* What you are asked to do:
Write out the listing exactly as it is given.

* Exercise materials:

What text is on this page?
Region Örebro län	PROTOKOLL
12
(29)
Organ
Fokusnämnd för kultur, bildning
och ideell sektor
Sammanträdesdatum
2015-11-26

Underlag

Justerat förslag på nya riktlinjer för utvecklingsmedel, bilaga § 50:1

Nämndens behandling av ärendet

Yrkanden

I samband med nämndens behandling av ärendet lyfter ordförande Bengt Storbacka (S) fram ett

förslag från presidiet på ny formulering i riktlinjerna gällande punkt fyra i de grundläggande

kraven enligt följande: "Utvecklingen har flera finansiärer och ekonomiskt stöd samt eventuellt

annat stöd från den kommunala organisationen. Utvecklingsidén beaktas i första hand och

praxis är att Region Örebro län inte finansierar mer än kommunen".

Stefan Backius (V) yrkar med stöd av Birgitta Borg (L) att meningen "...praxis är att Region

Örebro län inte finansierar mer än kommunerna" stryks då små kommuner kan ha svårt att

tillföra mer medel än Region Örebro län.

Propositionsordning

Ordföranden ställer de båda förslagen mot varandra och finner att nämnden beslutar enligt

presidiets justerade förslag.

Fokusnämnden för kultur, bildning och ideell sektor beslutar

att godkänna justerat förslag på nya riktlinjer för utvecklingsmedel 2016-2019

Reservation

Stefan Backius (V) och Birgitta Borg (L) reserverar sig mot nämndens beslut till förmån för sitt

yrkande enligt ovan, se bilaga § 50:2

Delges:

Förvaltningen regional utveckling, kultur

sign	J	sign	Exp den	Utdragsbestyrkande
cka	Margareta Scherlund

* Response to this task:
What text is on this page?
Region Örebro län	PROTOKOLL
12
(29)
Organ
Fokusnämnd för kultur, bildning
och ideell sektor
Sammanträdesdatum
2015-11-26

Underlag

Justerat förslag på nya riktlinjer för utvecklingsmedel, bilaga § 50:1

Nämndens behandling av ärendet

Yrkanden

I samband med nämndens behandling av ärendet lyfter ordförande Bengt Storbacka (S) fram ett

förslag från presidiet på ny formulering i riktlinjerna gällande punkt fyra i de grundläggande

kraven enligt följande: "Utvecklingen har flera finansiärer och ekonomiskt stöd samt eventuellt

annat stöd från den kommunala organisationen. Utvecklingsidén beaktas i första hand och

praxis är att Region Örebro län inte finansierar mer än kommunen".

Stefan Backius (V) yrkar med stöd av Birgitta Borg (L) att meningen "...praxis är att Region

Örebro län inte finansierar mer än kommunerna" stryks då små kommuner kan ha svårt att

tillföra mer medel än Region Örebro län.

Propositionsordning

Ordföranden ställer de båda förslagen mot varandra och finner att nämnden beslutar enligt

presidiets justerade förslag.

Fokusnämnden för kultur, bildning och ideell sektor beslutar

att godkänna justerat förslag på nya riktlinjer för utvecklingsmedel 2016-2019

Reservation

Stefan Backius (V) och Birgitta Borg (L) reserverar sig mot nämndens beslut till förmån för sitt

yrkande enligt ovan, se bilaga § 50:2

Delges:

Förvaltningen regional utveckling, kultur

sign	J	sign	Exp den	Utdragsbestyrkande
cka	Margareta Scherlund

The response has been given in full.